== The problem ==
Reproduce verbatim the rows below that begin with the line containing "info-bold-comments: Comments: [246, 623, 306, 635]" and end with the line containing "note-mid2: and: [296, 870, 323, 884]", including both of those lines.

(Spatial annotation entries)
● ● ● ●
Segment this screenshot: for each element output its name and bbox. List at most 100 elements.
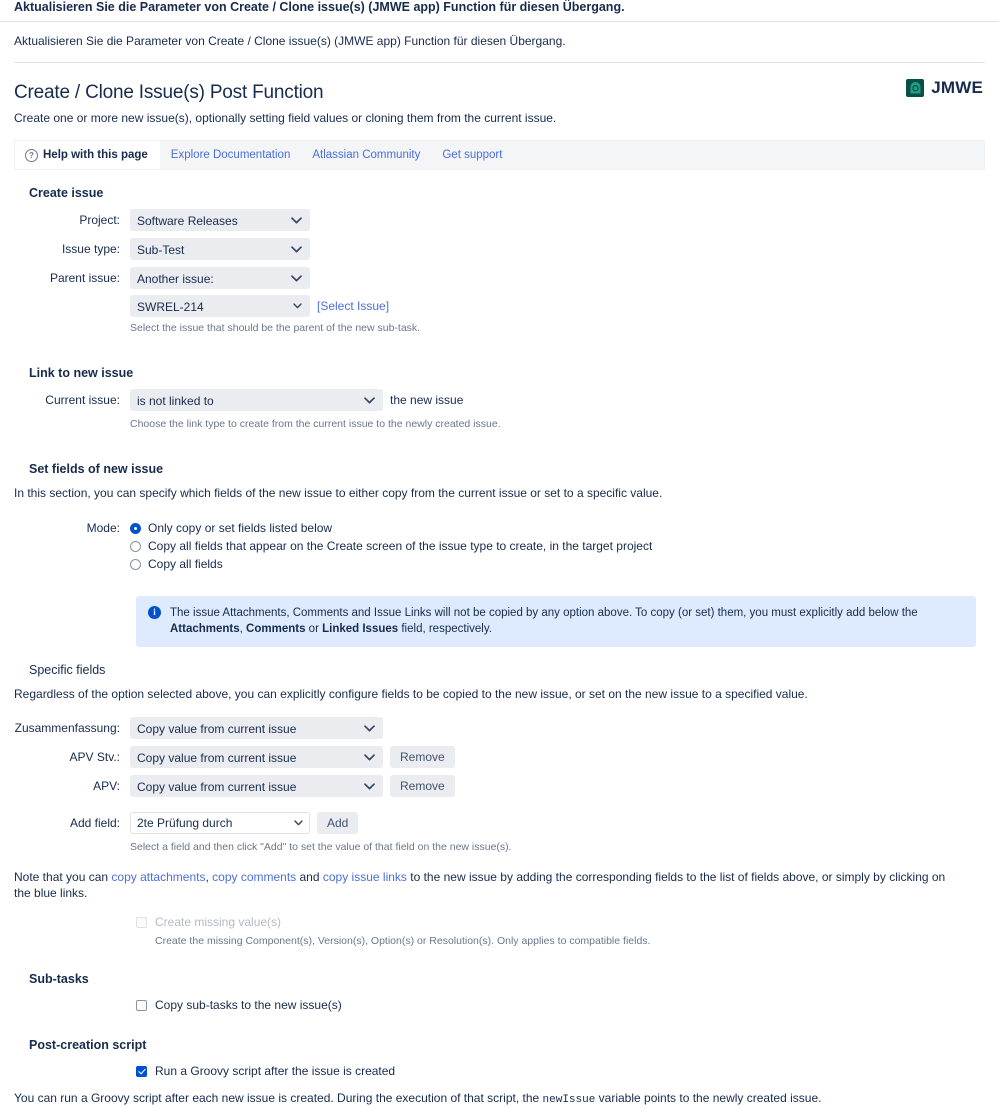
info-bold-comments: Comments: [246, 623, 306, 635]
add-field-select-value: 2te Prüfung durch: [130, 812, 310, 834]
create-missing-values-row[interactable]: Create missing value(s): [136, 913, 985, 931]
parent-issue-hint: Select the issue that should be the pare…: [130, 322, 421, 334]
create-missing-values-label: Create missing value(s): [155, 915, 282, 929]
add-field-button[interactable]: Add: [317, 812, 359, 834]
radio-icon[interactable]: [130, 558, 141, 570]
field-value-1: Copy value from current issue: [130, 746, 383, 768]
jmwe-logo-icon: [906, 79, 925, 97]
field-value-select-1[interactable]: Copy value from current issue: [130, 746, 383, 768]
row-parent-issue: Parent issue: Another issue: SWREL-214 […: [14, 267, 985, 335]
project-select[interactable]: Software Releases: [130, 209, 310, 231]
page-title: Create / Clone Issue(s) Post Function: [14, 82, 324, 103]
create-missing-values-group: Create missing value(s) Create the missi…: [136, 913, 985, 948]
info-text-part3: or: [305, 623, 323, 635]
label-field-2: APV:: [93, 779, 120, 793]
create-missing-values-checkbox: [136, 916, 147, 928]
radio-option-copy-all-fields[interactable]: Copy all fields: [130, 555, 223, 573]
section-create-issue-heading: Create issue: [29, 186, 104, 200]
label-add-field: Add field:: [69, 816, 120, 830]
note-mid2: and: [296, 870, 323, 884]
remove-field-button-1[interactable]: Remove: [390, 746, 455, 768]
copy-sub-tasks-label: Copy sub-tasks to the new issue(s): [155, 998, 342, 1012]
link-atlassian-community[interactable]: Atlassian Community: [301, 141, 431, 169]
field-value-select-0[interactable]: Copy value from current issue: [130, 717, 383, 739]
dialog-header: Aktualisieren Sie die Parameter von Crea…: [0, 0, 999, 63]
radio-label: Copy all fields: [148, 557, 223, 571]
radio-option-only-copy-listed[interactable]: Only copy or set fields listed below: [130, 519, 332, 537]
post-function-form: Create issue Project: Software Releases …: [0, 186, 999, 1108]
specific-fields-description: Regardless of the option selected above,…: [14, 687, 808, 701]
create-missing-values-hint: Create the missing Component(s), Version…: [155, 935, 651, 947]
run-groovy-script-row[interactable]: Run a Groovy script after the issue is c…: [136, 1062, 985, 1080]
post-creation-description: You can run a Groovy script after each n…: [14, 1090, 985, 1108]
info-panel-attachments: i The issue Attachments, Comments and Is…: [136, 596, 976, 647]
help-bar: ? Help with this page Explore Documentat…: [14, 140, 985, 170]
copy-sub-tasks-row[interactable]: Copy sub-tasks to the new issue(s): [136, 996, 985, 1014]
info-text-part4: field, respectively.: [398, 623, 492, 635]
row-project: Project: Software Releases: [14, 209, 985, 231]
field-value-0: Copy value from current issue: [130, 717, 383, 739]
link-type-hint: Choose the link type to create from the …: [130, 418, 501, 430]
run-groovy-script-label: Run a Groovy script after the issue is c…: [155, 1064, 396, 1078]
field-value-2: Copy value from current issue: [130, 775, 383, 797]
label-mode: Mode:: [86, 521, 120, 535]
radio-icon-selected[interactable]: [130, 522, 141, 534]
add-field-hint: Select a field and then click "Add" to s…: [130, 841, 512, 853]
info-bold-linked-issues: Linked Issues: [322, 623, 399, 635]
label-field-0: Zusammenfassung:: [14, 721, 120, 735]
radio-label: Copy all fields that appear on the Creat…: [148, 539, 653, 553]
select-issue-link[interactable]: [Select Issue]: [317, 299, 389, 313]
post-desc-variable: newIssue: [542, 1094, 596, 1106]
jmwe-brand: JMWE: [906, 78, 983, 98]
parent-issue-select[interactable]: Another issue:: [130, 267, 310, 289]
info-text-part1: The issue Attachments, Comments and Issu…: [170, 607, 918, 619]
link-copy-attachments[interactable]: copy attachments: [111, 870, 205, 884]
label-project: Project:: [79, 213, 120, 227]
field-value-select-2[interactable]: Copy value from current issue: [130, 775, 383, 797]
link-copy-comments[interactable]: copy comments: [212, 870, 296, 884]
run-groovy-script-checkbox[interactable]: [136, 1065, 147, 1077]
row-field-zusammenfassung: Zusammenfassung: Copy value from current…: [14, 717, 985, 739]
parent-issue-key-value: SWREL-214: [130, 295, 310, 317]
radio-label: Only copy or set fields listed below: [148, 521, 333, 535]
add-field-select[interactable]: 2te Prüfung durch: [130, 812, 310, 834]
radio-icon[interactable]: [130, 540, 141, 552]
post-desc-pre: You can run a Groovy script after each n…: [14, 1091, 543, 1105]
parent-issue-select-value: Another issue:: [130, 267, 310, 289]
copy-sub-tasks-checkbox[interactable]: [136, 999, 147, 1011]
project-select-value: Software Releases: [130, 209, 310, 231]
section-post-creation-heading: Post-creation script: [29, 1038, 147, 1052]
copy-links-note: Note that you can copy attachments, copy…: [14, 869, 949, 901]
issue-type-select[interactable]: Sub-Test: [130, 238, 310, 260]
info-icon: i: [148, 606, 161, 619]
jmwe-brand-name: JMWE: [931, 78, 983, 97]
issue-type-select-value: Sub-Test: [130, 238, 310, 260]
row-issue-type: Issue type: Sub-Test: [14, 238, 985, 260]
dialog-subtitle: Aktualisieren Sie die Parameter von Crea…: [14, 34, 566, 48]
row-add-field: Add field: 2te Prüfung durch Add Select …: [14, 812, 985, 854]
info-panel-text: The issue Attachments, Comments and Issu…: [170, 605, 964, 637]
link-copy-issue-links[interactable]: copy issue links: [323, 870, 407, 884]
help-with-this-page-tab[interactable]: ? Help with this page: [15, 141, 160, 169]
page-header: Create / Clone Issue(s) Post Function Cr…: [0, 63, 999, 126]
parent-issue-key-select[interactable]: SWREL-214: [130, 295, 310, 317]
link-explore-documentation[interactable]: Explore Documentation: [160, 141, 302, 169]
label-current-issue: Current issue:: [45, 393, 120, 407]
link-type-select[interactable]: is not linked to: [130, 389, 383, 411]
link-get-support[interactable]: Get support: [431, 141, 513, 169]
note-pre: Note that you can: [14, 870, 112, 884]
label-field-1: APV Stv.:: [69, 750, 120, 764]
remove-field-button-2[interactable]: Remove: [390, 775, 455, 797]
info-bold-attachments: Attachments: [170, 623, 240, 635]
section-set-fields-heading: Set fields of new issue: [29, 462, 164, 476]
section-sub-tasks-heading: Sub-tasks: [29, 972, 89, 986]
radio-option-copy-create-screen[interactable]: Copy all fields that appear on the Creat…: [130, 537, 652, 555]
help-tab-label: Help with this page: [43, 149, 148, 161]
link-after-text: the new issue: [390, 393, 464, 407]
row-mode: Mode: Only copy or set fields listed bel…: [14, 519, 985, 573]
section-specific-fields-heading: Specific fields: [29, 663, 106, 677]
set-fields-description: In this section, you can specify which f…: [14, 486, 663, 500]
section-link-new-issue-heading: Link to new issue: [29, 366, 134, 380]
question-mark-icon: ?: [25, 148, 38, 162]
row-field-apv-stv: APV Stv.: Copy value from current issue …: [14, 746, 985, 768]
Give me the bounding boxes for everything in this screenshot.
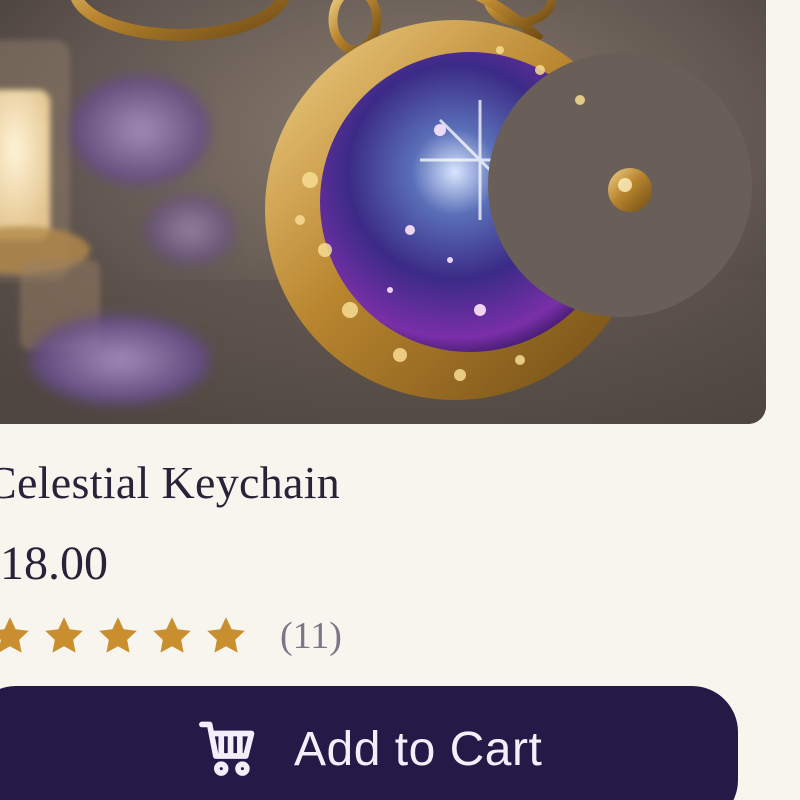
star-icon bbox=[0, 614, 32, 658]
star-icon bbox=[42, 614, 86, 658]
star-rating bbox=[0, 614, 258, 658]
product-image[interactable] bbox=[0, 0, 766, 424]
add-to-cart-button[interactable]: Add to Cart bbox=[0, 686, 738, 800]
product-title[interactable]: Celestial Keychain bbox=[0, 456, 340, 509]
cart-icon bbox=[198, 718, 260, 780]
star-icon bbox=[96, 614, 140, 658]
product-card: Celestial Keychain $18.00 (11) bbox=[0, 0, 800, 800]
add-to-cart-label: Add to Cart bbox=[294, 722, 543, 776]
product-price: $18.00 bbox=[0, 537, 108, 590]
star-icon bbox=[150, 614, 194, 658]
star-icon bbox=[204, 614, 248, 658]
add-to-cart-content: Add to Cart bbox=[198, 718, 542, 780]
review-count[interactable]: (11) bbox=[280, 614, 342, 658]
product-rating[interactable]: (11) bbox=[0, 608, 342, 664]
keychain-illustration bbox=[0, 0, 766, 424]
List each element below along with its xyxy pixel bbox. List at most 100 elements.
● ● ● ●
== The reply ==
info-bold-comments: Comments: [246, 623, 306, 635]
add-field-select-value: 2te Prüfung durch: [130, 812, 310, 834]
create-missing-values-row[interactable]: Create missing value(s): [136, 913, 985, 931]
parent-issue-hint: Select the issue that should be the pare…: [130, 322, 421, 334]
create-missing-values-label: Create missing value(s): [155, 915, 282, 929]
add-field-button[interactable]: Add: [317, 812, 359, 834]
radio-icon[interactable]: [130, 558, 141, 570]
field-value-1: Copy value from current issue: [130, 746, 383, 768]
jmwe-logo-icon: [906, 79, 925, 97]
field-value-select-1[interactable]: Copy value from current issue: [130, 746, 383, 768]
row-parent-issue: Parent issue: Another issue: SWREL-214 […: [14, 267, 985, 335]
project-select[interactable]: Software Releases: [130, 209, 310, 231]
page-title: Create / Clone Issue(s) Post Function: [14, 82, 324, 103]
create-missing-values-group: Create missing value(s) Create the missi…: [136, 913, 985, 948]
info-text-part3: or: [305, 623, 323, 635]
label-field-2: APV:: [93, 779, 120, 793]
create-missing-values-checkbox: [136, 916, 147, 928]
radio-option-copy-all-fields[interactable]: Copy all fields: [130, 555, 223, 573]
section-create-issue-heading: Create issue: [29, 186, 104, 200]
label-add-field: Add field:: [69, 816, 120, 830]
note-mid2: and: [296, 870, 323, 884]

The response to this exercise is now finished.